DOCUMENT SECTION:
_ _ _ _ _ _ _

David Howells wrote:
> Nick Piggin <nickpiggin@yahoo.com.au> wrote:
> 
> 
>>In general (modulo bugs and crazy filesystems), you're not allowed to have
>>!uptodate pages mapped into user addresses because that implies the user
>>would be allowed to see garbage.
> 
> 
> Ths situation I have to deal with is a tricky one.  Consider:
> 
>  (1) User A modifies a page with his key.  This change gets made in the
>      pagecache, but is not written back immediately.
> 
>  (2) User B then wants to modify the same page, but with a different key.
>      This means that afs_prepare_write() has to flush A's writes back to the
>      server before B is permitted to write.
> 
>  (3) The flush fails because A is no longer permitted to write to that file.
>      This means that the change in the page cache is now stale.  We can't just
>      write it back as B because B didn't make the change.
> 
> What I've made afs_prepare_write() do in this situation is to nuke A's entire
> write.  We can't write any of it back.  I can't call invalidate_inode_pages()
> or similar because that might incorrectly kill one of B's writes (or someone
> else's writes); besides, the on-server file hasn't changed.

Why would that kill anyone's writes?


> To nuke A's write, each page that makes up that write is marked non-uptodate
> and then reloaded.  Whilst I might wish to call invalidate_inode_pages_range(),
> I can't as it can/would deadlock if called from prepare_write() in two
> different ways.

Which ways? Are you talking about prepare_write being called from page_mkwrite,
or anywhere?

More generally it sounds like a nasty thing to have a writeback cache if it can
become incoherent (due to dirty pages that subsequently cannot be written
back) without notification. Have you tried doing a write-through one?

_ _ _ _ _ _ _

TASK TO CARRY OUT:
Continue the mailing-list exchange about AFS page-cache writeback from the point where it stops.

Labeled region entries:
_ _ _ _ _ _ _

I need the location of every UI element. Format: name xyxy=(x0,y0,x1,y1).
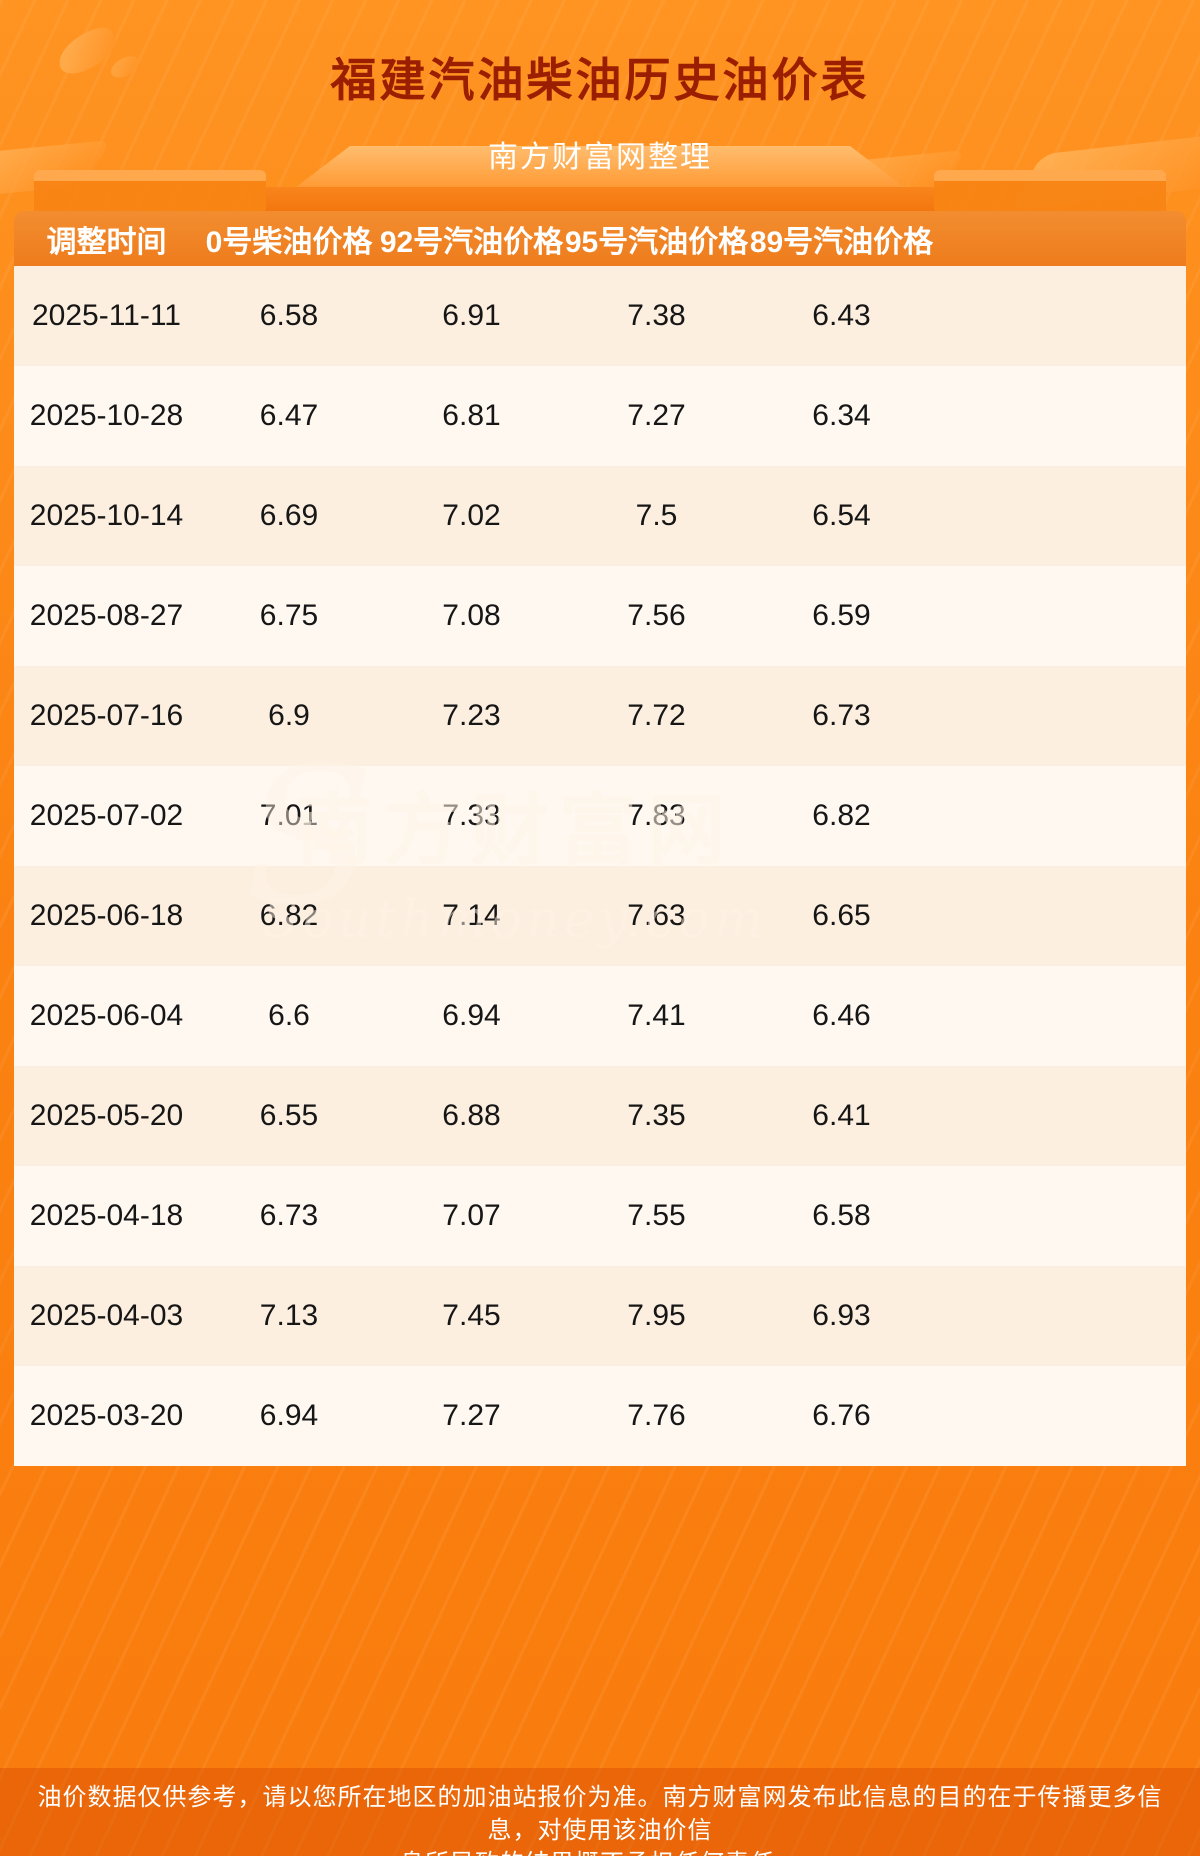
price-value: 6.43 xyxy=(812,299,871,332)
row-date: 2025-07-16 xyxy=(29,699,184,732)
price-table: 调整时间 0号柴油价格 92号汽油价格 95号汽油价格 89号汽油价格 2025… xyxy=(14,211,1186,1466)
row-date: 2025-06-04 xyxy=(29,999,184,1032)
price-value: 6.81 xyxy=(442,399,501,432)
price-value: 6.75 xyxy=(259,599,319,632)
table-row: 2025-06-04 6.6 6.94 7.41 6.46 xyxy=(14,966,1186,1066)
row-date: 2025-07-02 xyxy=(29,799,184,832)
price-value: 6.34 xyxy=(812,399,871,432)
podium-top-decoration xyxy=(295,146,905,188)
price-value: 7.63 xyxy=(627,899,686,932)
table-row: 2025-11-11 6.58 6.91 7.38 6.43 xyxy=(14,266,1186,366)
price-value: 6.82 xyxy=(812,799,871,832)
price-value: 6.9 xyxy=(268,699,310,732)
row-date: 2025-06-18 xyxy=(29,899,184,932)
price-value: 7.27 xyxy=(442,1399,501,1432)
price-value: 6.46 xyxy=(812,999,871,1032)
price-value: 7.5 xyxy=(635,499,678,532)
row-date: 2025-03-20 xyxy=(29,1399,184,1432)
row-date: 2025-10-28 xyxy=(29,399,184,432)
table-body: 2025-11-11 6.58 6.91 7.38 6.43 2025-10-28 6.47… xyxy=(14,266,1186,1466)
price-value: 7.56 xyxy=(627,599,686,632)
row-date: 2025-08-27 xyxy=(29,599,184,632)
table-row: 2025-03-20 6.94 7.27 7.76 6.76 xyxy=(14,1366,1186,1466)
price-value: 6.41 xyxy=(812,1099,871,1132)
price-value: 6.58 xyxy=(259,299,319,332)
price-value: 7.38 xyxy=(627,299,686,332)
row-date: 2025-04-03 xyxy=(29,1299,184,1332)
row-date: 2025-10-14 xyxy=(29,499,184,532)
price-value: 7.33 xyxy=(442,799,501,832)
price-value: 6.54 xyxy=(812,499,871,532)
column-header-gas92: 92号汽油价格 xyxy=(379,225,564,259)
price-value: 6.65 xyxy=(812,899,871,932)
price-value: 7.45 xyxy=(442,1299,501,1332)
table-row: 2025-04-03 7.13 7.45 7.95 6.93 xyxy=(14,1266,1186,1366)
price-value: 6.55 xyxy=(259,1099,319,1132)
price-value: 6.69 xyxy=(259,499,319,532)
price-value: 6.58 xyxy=(812,1199,871,1232)
price-value: 7.95 xyxy=(627,1299,686,1332)
page-subtitle: 南方财富网整理 xyxy=(488,141,712,174)
podium-right-block-decoration xyxy=(934,170,1166,215)
price-value: 6.73 xyxy=(259,1199,319,1232)
row-date: 2025-11-11 xyxy=(31,299,181,332)
price-value: 7.07 xyxy=(442,1199,501,1232)
podium-left-block-decoration xyxy=(34,170,266,215)
table-row: 2025-04-18 6.73 7.07 7.55 6.58 xyxy=(14,1166,1186,1266)
table-row: 2025-06-18 6.82 7.14 7.63 6.65 xyxy=(14,866,1186,966)
price-value: 7.55 xyxy=(627,1199,686,1232)
price-value: 7.35 xyxy=(627,1099,686,1132)
price-value: 6.59 xyxy=(812,599,871,632)
table-row: 2025-07-02 7.01 7.33 7.83 6.82 xyxy=(14,766,1186,866)
table-header-row: 调整时间 0号柴油价格 92号汽油价格 95号汽油价格 89号汽油价格 xyxy=(14,211,1186,266)
price-value: 6.47 xyxy=(259,399,319,432)
price-value: 6.6 xyxy=(268,999,310,1032)
price-value: 6.94 xyxy=(442,999,501,1032)
column-header-gas95: 95号汽油价格 xyxy=(564,225,749,259)
column-header-gas89: 89号汽油价格 xyxy=(749,225,934,259)
page-title: 福建汽油柴油历史油价表 xyxy=(330,54,870,106)
price-value: 7.08 xyxy=(442,599,501,632)
disclaimer-line-2: 息所导致的结果概不承担任何责任。 xyxy=(30,1847,1170,1856)
price-value: 7.02 xyxy=(442,499,501,532)
table-row: 2025-08-27 6.75 7.08 7.56 6.59 xyxy=(14,566,1186,666)
price-value: 7.23 xyxy=(442,699,501,732)
table-row: 2025-07-16 6.9 7.23 7.72 6.73 xyxy=(14,666,1186,766)
price-value: 6.93 xyxy=(812,1299,871,1332)
footer-disclaimer: 油价数据仅供参考，请以您所在地区的加油站报价为准。南方财富网发布此信息的目的在于… xyxy=(0,1768,1200,1856)
price-value: 7.13 xyxy=(259,1299,319,1332)
table-row: 2025-05-20 6.55 6.88 7.35 6.41 xyxy=(14,1066,1186,1166)
price-value: 7.41 xyxy=(627,999,686,1032)
table-row: 2025-10-28 6.47 6.81 7.27 6.34 xyxy=(14,366,1186,466)
price-value: 6.94 xyxy=(259,1399,319,1432)
row-date: 2025-04-18 xyxy=(29,1199,184,1232)
price-value: 7.14 xyxy=(442,899,501,932)
price-value: 7.83 xyxy=(627,799,686,832)
table-row: 2025-10-14 6.69 7.02 7.5 6.54 xyxy=(14,466,1186,566)
price-value: 6.82 xyxy=(259,899,319,932)
price-value: 7.27 xyxy=(627,399,686,432)
price-value: 7.72 xyxy=(627,699,686,732)
price-value: 6.91 xyxy=(442,299,501,332)
row-date: 2025-05-20 xyxy=(29,1099,184,1132)
price-value: 7.01 xyxy=(259,799,319,832)
price-value: 6.88 xyxy=(442,1099,501,1132)
disclaimer-line-1: 油价数据仅供参考，请以您所在地区的加油站报价为准。南方财富网发布此信息的目的在于… xyxy=(37,1784,1163,1844)
podium-front-decoration xyxy=(252,187,948,215)
price-value: 6.73 xyxy=(812,699,871,732)
column-header-diesel0: 0号柴油价格 xyxy=(205,225,373,259)
price-value: 7.76 xyxy=(627,1399,686,1432)
price-value: 6.76 xyxy=(812,1399,871,1432)
column-header-date: 调整时间 xyxy=(46,225,167,259)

_ _ _ _ _ _ _

FINAL ANSWER:
You may be clearing PG_uptodate, but isn't there still an underlying problem
that you can have mappings to the page at that point? If that isn't a problem
for you, then I don't know why you would have to clear PG_uptodate at all.


>>>>Minor issue: you can just check for `if (!page->mapping)` for truncation,
>>>>which is the usual signal to tell the reader you're checking for truncate.
>>>
>>>
>>>That's inconsistent with other core code, truncate_complete_page() for
>>>example.
>>
>>Your filesystem internally moves pages between mappings like tmpfs?
> 
> 
> You misunderstand me.  truncate_complete_page() uses this:
> 
> 	if (page->mapping != mapping)
> 
> not this:
> 
> 	if (!page->mapping)
> 
> I think that both cases should work in page_mkwrite().  But !page->mapping does
> not appear to be the "usual signal" from what I've seen.

truncate_complete_page does that because it has to handle the case where
the mapping changes from one thing to something else that is non-NULL,
which tmpfs does.

This is not the case for most code in fs.

-- 
SUSE Labs, Novell Inc.

^ permalink raw reply	[flat|nested] 15+ messages in thread

* Re: [PATCH] AFS: Implement shared-writable mmap [try #2]
  2007-05-16 16:32         ` Nick Piggin
@ 2007-05-16 16:56           ` David Howells
  2007-05-16 17:28             ` Nick Piggin
  0 siblings, 1 reply; 15+ messages in thread
From: David Howells @ 2007-05-16 16:56 UTC (permalink / raw)
  To: Nick Piggin; +Cc: akpm, linux-kernel, linux-fsdevel

Nick Piggin <nickpiggin@yahoo.com.au> wrote:

> > I can't call invalidate_inode_pages() or similar because that might
> > incorrectly kill one of B's writes (or someone else's writes); besides,
> > the on-server file hasn't changed.
> 
> Why would that kill anyone's writes?

Because invalidate_inode_pages() forcibly removes the dirty flag from each page
in the inode and then calls invalidatepage() - and thus they don't get written
back, but some of those pages may contain writes from other processes.  The
whole inode isn't owned by one user at a time.

I hadn't considered invalidate_inode_pages_range(), but that suffers from the
deadlock problem.

> > I can't as it can/would deadlock if called from prepare_write() in two
> > different ways.
> 
> Which ways? Are you talking about prepare_write being called from
> page_mkwrite, or anywhere?

 (1) prepare_write() is called with the target page locked and does not release
     the lock.  The truncation routines lock the page prior to invalidating it.
     Any truncation routine that skips locked pages is of no use.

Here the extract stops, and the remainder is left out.